━━ Information given

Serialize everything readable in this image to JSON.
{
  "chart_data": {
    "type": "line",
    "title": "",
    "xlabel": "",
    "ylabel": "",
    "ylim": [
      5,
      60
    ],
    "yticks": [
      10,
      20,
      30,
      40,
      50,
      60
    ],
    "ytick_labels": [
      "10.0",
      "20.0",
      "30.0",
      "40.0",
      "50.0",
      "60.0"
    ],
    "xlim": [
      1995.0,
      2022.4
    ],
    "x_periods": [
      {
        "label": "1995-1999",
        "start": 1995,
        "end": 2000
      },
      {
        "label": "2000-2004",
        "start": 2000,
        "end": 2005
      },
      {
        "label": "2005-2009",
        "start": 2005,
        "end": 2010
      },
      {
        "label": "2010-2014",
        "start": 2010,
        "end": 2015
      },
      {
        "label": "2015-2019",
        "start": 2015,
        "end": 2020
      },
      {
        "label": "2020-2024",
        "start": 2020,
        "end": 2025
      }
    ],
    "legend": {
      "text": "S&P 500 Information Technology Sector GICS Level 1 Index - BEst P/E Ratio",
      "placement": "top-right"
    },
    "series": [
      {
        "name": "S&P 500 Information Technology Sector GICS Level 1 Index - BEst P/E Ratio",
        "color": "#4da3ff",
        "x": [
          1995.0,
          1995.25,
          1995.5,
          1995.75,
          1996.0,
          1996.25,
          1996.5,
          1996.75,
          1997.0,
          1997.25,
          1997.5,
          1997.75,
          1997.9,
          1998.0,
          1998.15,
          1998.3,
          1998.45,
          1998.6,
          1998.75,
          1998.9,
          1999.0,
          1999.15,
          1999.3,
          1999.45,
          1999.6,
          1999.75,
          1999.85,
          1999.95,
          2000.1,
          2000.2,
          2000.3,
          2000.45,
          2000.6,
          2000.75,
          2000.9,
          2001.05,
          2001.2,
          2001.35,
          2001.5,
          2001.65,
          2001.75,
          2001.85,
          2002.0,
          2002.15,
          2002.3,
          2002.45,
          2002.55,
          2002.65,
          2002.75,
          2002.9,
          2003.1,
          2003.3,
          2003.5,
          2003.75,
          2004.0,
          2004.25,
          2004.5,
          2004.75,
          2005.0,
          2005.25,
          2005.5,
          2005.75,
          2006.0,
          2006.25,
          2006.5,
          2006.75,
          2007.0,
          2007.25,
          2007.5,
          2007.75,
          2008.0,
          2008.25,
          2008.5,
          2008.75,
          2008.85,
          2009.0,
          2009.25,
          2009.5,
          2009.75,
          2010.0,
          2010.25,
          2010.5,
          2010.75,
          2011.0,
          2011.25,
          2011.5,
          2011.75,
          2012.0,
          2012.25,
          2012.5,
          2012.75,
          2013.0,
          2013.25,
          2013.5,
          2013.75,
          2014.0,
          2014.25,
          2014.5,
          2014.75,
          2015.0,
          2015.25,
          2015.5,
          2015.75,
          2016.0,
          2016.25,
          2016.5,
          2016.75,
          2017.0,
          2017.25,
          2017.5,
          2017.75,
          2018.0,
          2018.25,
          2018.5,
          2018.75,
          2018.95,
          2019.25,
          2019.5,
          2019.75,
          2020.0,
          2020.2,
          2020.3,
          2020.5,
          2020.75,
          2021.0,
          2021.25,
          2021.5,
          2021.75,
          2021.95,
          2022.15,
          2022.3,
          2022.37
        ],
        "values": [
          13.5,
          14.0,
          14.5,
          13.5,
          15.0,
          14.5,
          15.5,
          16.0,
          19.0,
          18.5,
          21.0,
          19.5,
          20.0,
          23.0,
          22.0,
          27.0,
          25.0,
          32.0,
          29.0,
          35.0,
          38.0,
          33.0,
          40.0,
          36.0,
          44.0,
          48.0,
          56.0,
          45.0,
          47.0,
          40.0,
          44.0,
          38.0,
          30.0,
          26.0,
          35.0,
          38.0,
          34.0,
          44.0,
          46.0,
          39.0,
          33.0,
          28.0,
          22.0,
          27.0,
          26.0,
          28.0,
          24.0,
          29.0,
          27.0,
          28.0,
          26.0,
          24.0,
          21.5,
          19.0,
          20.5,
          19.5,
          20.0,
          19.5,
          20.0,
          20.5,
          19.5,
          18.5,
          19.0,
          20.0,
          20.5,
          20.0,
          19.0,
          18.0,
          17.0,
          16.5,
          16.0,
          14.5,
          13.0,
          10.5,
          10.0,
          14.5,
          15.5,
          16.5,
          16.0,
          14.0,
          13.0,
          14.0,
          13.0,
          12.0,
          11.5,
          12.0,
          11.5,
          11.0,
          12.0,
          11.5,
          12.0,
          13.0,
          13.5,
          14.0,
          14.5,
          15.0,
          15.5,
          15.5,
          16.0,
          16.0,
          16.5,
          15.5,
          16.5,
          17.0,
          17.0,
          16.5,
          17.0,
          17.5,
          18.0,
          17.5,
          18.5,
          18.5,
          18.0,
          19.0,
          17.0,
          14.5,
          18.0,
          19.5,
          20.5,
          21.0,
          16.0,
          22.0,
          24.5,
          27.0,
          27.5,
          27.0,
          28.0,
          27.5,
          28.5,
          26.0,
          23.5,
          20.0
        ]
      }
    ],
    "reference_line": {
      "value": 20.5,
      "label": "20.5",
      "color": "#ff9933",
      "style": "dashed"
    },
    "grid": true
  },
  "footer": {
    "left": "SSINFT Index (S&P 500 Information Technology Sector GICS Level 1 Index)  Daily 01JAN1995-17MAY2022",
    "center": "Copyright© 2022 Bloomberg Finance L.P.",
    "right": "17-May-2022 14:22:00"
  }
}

━━━━

The exercise = How many of the lines above contain the string "Ratio"? Give the number only.

Answer in full = 2